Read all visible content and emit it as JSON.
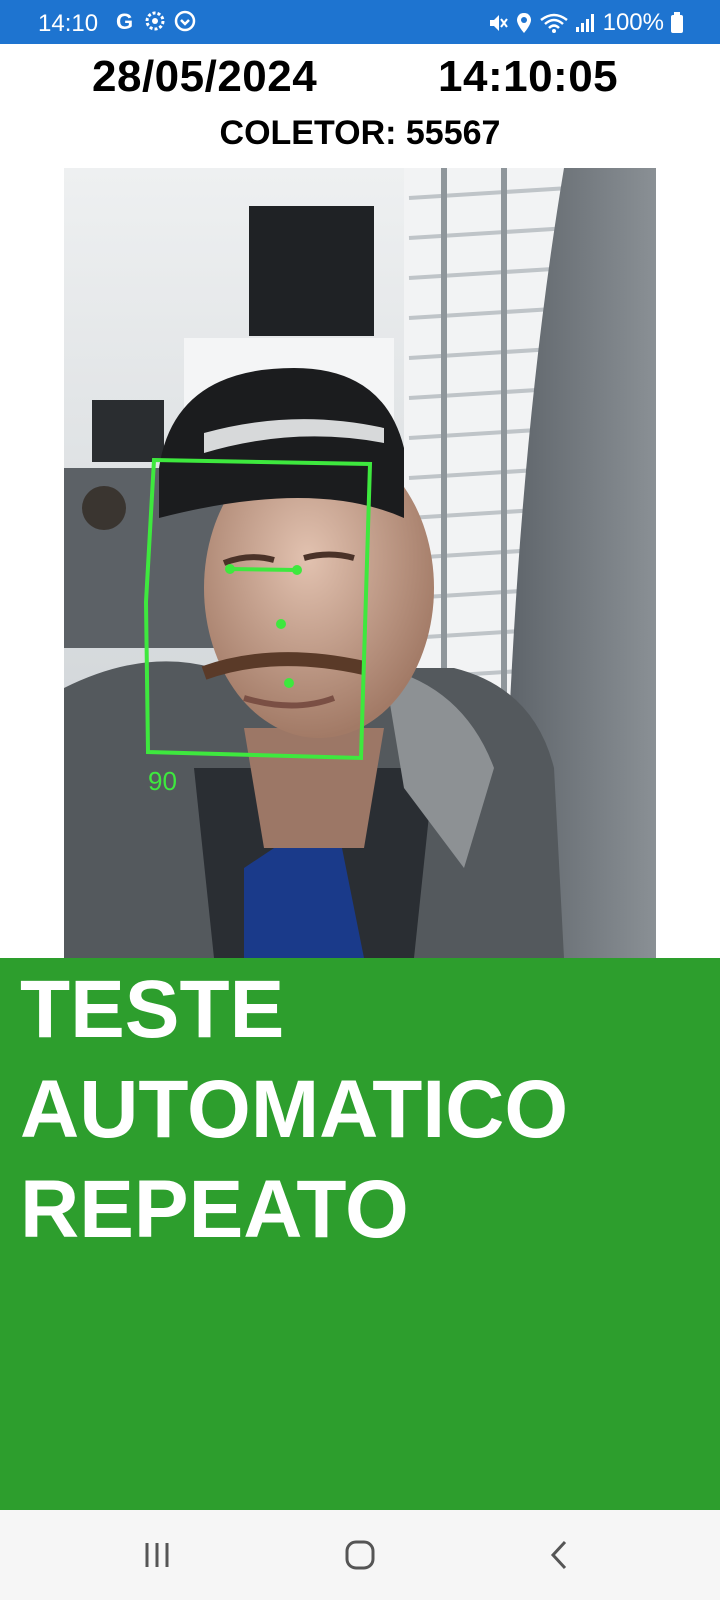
{
  "status_bar": {
    "time": "14:10",
    "icons_left": [
      "google-icon",
      "settings-gear-icon",
      "app-notification-icon"
    ],
    "icons_right": [
      "mute-vibrate-icon",
      "location-icon",
      "wifi-icon",
      "signal-icon",
      "battery-icon"
    ],
    "battery": "100%",
    "background": "#1e74d0"
  },
  "header": {
    "date": "28/05/2024",
    "time": "14:10:05",
    "collector": "COLETOR: 55567"
  },
  "camera": {
    "face_score": "90",
    "detection_color": "#3ee83e"
  },
  "result": {
    "lines": [
      "TESTE",
      "AUTOMATICO",
      "REPEATO"
    ],
    "background": "#2d9e2d"
  },
  "nav_bar": {
    "buttons": [
      "recent-apps-icon",
      "home-icon",
      "back-icon"
    ]
  }
}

◆ **WORK TO BE COMPLETED**: Reproduce the entries exactly. Do not carry over any picture.

◆ **COMPLETE RESPONSE**:
Read all visible content and emit it as JSON.
{
  "status_bar": {
    "time": "14:10",
    "icons_left": [
      "google-icon",
      "settings-gear-icon",
      "app-notification-icon"
    ],
    "icons_right": [
      "mute-vibrate-icon",
      "location-icon",
      "wifi-icon",
      "signal-icon",
      "battery-icon"
    ],
    "battery": "100%",
    "background": "#1e74d0"
  },
  "header": {
    "date": "28/05/2024",
    "time": "14:10:05",
    "collector": "COLETOR: 55567"
  },
  "camera": {
    "face_score": "90",
    "detection_color": "#3ee83e"
  },
  "result": {
    "lines": [
      "TESTE",
      "AUTOMATICO",
      "REPEATO"
    ],
    "background": "#2d9e2d"
  },
  "nav_bar": {
    "buttons": [
      "recent-apps-icon",
      "home-icon",
      "back-icon"
    ]
  }
}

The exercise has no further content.